## Start Provided data

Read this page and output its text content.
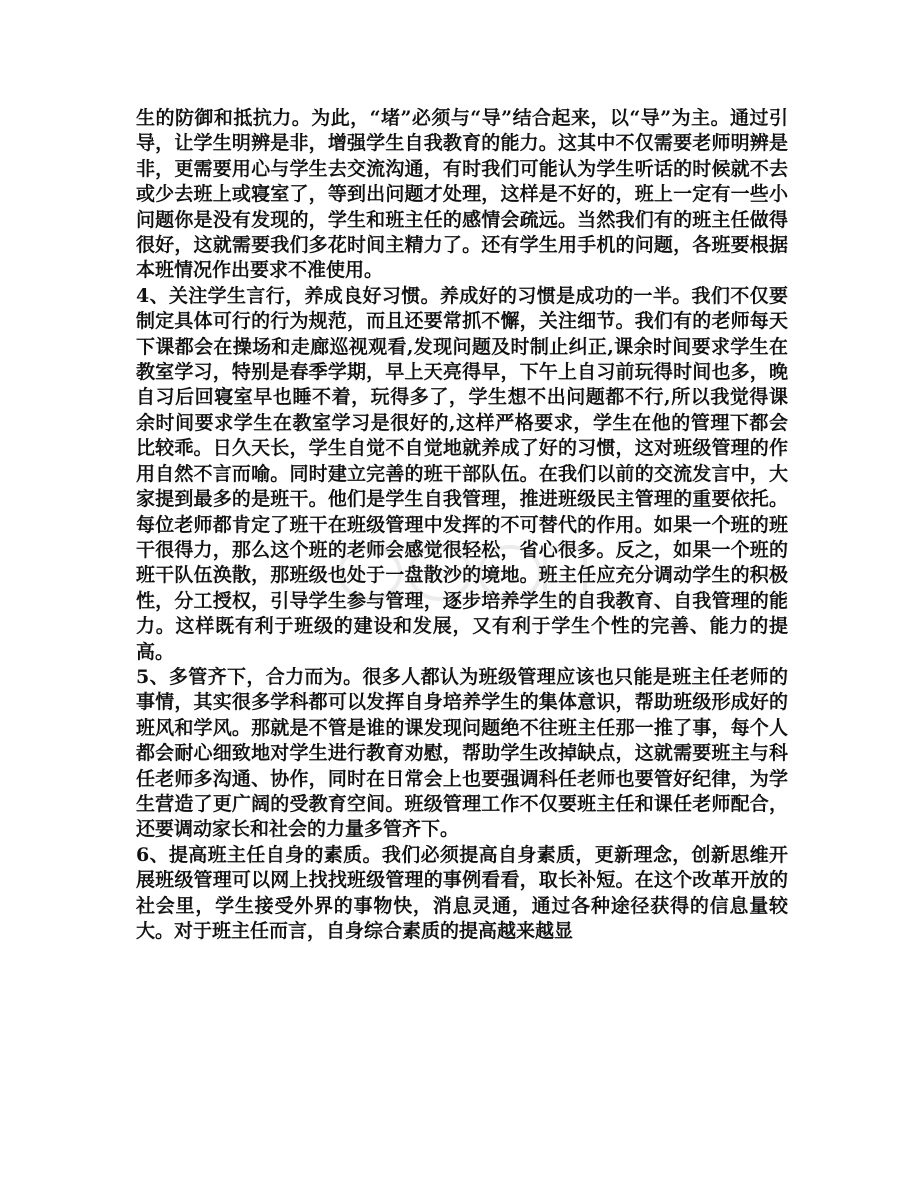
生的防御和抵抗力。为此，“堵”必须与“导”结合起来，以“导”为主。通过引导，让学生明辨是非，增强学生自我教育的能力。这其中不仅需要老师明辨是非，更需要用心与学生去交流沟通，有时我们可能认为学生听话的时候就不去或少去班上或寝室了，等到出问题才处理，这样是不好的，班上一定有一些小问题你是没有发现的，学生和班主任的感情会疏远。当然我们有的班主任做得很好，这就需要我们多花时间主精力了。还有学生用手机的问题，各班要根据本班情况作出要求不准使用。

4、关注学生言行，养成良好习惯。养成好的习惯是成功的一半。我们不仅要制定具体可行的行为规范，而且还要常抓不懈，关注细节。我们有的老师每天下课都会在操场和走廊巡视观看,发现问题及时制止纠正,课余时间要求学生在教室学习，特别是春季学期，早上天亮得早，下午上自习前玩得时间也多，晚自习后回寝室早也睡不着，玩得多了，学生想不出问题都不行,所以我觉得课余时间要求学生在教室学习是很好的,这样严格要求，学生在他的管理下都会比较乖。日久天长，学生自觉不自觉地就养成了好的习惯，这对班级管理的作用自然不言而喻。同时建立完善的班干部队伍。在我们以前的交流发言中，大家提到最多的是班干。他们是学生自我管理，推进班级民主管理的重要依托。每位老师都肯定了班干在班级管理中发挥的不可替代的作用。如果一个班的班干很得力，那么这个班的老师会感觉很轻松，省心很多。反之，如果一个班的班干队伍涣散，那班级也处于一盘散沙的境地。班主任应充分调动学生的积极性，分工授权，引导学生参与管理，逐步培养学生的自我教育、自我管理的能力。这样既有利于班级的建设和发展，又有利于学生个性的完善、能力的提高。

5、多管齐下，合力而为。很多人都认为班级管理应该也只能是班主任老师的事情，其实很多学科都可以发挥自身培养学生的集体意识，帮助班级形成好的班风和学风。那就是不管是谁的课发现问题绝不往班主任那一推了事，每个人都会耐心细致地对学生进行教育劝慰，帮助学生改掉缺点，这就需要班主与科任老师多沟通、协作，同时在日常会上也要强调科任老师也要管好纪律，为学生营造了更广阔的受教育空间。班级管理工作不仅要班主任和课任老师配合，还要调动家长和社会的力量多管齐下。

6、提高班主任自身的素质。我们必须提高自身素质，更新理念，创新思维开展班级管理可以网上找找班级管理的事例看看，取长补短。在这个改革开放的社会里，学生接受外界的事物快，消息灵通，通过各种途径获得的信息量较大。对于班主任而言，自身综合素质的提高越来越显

## End Provided data
## Start Provided data

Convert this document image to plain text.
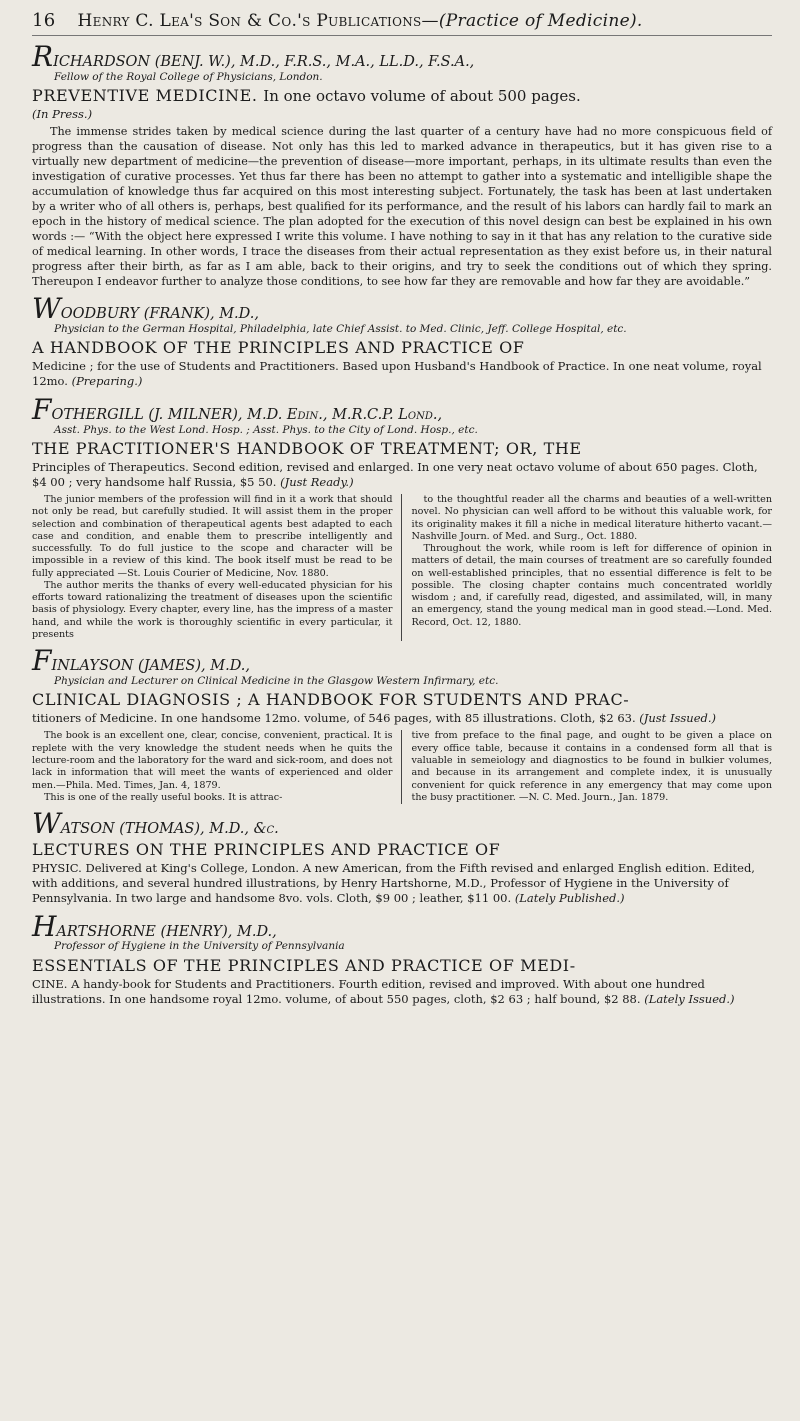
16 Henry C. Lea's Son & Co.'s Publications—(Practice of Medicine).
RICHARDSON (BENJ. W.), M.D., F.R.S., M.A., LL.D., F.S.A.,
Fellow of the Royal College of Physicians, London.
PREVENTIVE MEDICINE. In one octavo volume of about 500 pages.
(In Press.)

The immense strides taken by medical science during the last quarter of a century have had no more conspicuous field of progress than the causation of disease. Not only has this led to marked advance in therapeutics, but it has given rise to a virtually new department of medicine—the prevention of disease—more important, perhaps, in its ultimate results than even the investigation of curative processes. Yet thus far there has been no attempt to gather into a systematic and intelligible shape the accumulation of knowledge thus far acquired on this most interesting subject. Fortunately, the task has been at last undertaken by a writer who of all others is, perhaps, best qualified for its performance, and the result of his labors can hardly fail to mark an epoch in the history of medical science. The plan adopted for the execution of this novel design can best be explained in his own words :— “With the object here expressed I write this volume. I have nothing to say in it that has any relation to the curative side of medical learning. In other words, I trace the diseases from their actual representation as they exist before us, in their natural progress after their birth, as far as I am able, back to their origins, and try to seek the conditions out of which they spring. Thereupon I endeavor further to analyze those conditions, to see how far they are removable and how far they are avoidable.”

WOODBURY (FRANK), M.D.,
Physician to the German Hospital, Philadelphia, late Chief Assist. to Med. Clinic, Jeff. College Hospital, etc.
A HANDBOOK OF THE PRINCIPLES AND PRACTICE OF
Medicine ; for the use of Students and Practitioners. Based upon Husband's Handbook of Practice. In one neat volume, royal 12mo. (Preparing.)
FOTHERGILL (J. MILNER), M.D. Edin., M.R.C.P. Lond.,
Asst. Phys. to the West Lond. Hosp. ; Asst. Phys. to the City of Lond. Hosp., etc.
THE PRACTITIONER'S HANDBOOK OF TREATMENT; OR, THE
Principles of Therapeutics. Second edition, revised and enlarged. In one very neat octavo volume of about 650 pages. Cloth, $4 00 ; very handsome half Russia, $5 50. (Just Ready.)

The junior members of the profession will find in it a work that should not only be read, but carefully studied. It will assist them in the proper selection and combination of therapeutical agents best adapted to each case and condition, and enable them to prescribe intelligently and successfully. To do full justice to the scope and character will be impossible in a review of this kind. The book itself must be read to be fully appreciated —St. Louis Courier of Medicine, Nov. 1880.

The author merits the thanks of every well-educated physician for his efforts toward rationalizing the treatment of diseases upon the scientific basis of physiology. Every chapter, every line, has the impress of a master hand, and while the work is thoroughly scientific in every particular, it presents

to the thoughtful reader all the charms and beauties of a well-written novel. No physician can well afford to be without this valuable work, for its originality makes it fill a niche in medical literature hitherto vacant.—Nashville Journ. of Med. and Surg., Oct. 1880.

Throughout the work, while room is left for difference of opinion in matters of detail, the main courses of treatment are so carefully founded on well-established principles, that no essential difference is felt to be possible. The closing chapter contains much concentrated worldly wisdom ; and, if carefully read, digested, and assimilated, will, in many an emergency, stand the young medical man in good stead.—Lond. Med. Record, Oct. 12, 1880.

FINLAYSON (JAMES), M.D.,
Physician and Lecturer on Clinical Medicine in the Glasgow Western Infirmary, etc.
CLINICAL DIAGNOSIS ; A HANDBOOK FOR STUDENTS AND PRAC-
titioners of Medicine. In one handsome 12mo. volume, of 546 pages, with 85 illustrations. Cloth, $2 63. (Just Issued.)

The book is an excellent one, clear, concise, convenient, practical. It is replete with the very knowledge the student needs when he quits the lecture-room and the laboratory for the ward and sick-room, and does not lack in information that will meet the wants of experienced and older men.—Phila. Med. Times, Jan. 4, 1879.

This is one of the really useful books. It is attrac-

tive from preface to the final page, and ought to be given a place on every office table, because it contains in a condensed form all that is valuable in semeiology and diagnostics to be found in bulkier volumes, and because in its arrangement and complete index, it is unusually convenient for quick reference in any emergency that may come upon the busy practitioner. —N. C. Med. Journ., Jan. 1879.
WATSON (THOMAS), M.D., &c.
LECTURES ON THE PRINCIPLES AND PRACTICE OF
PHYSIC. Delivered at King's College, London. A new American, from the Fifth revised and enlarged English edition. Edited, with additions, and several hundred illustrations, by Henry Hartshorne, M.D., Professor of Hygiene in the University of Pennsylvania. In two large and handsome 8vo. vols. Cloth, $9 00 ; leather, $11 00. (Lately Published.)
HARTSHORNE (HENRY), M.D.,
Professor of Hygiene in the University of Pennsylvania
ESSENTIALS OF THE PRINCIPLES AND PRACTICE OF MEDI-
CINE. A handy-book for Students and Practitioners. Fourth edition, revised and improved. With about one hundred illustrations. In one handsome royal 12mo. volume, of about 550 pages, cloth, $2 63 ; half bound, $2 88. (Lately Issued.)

## End Provided data

## What you have to do
Extract all lines from the material above that include the word "emergency".

## Finished task
Throughout the work, while room is left for difference of opinion in matters of detail, the main courses of treatment are so carefully founded on well-established principles, that no essential difference is felt to be possible. The closing chapter contains much concentrated worldly wisdom ; and, if carefully read, digested, and assimilated, will, in many an emergency, stand the young medical man in good stead.—Lond. Med. Record, Oct. 12, 1880.
tive from preface to the final page, and ought to be given a place on every office table, because it contains in a condensed form all that is valuable in semeiology and diagnostics to be found in bulkier volumes, and because in its arrangement and complete index, it is unusually convenient for quick reference in any emergency that may come upon the busy practitioner. —N. C. Med. Journ., Jan. 1879.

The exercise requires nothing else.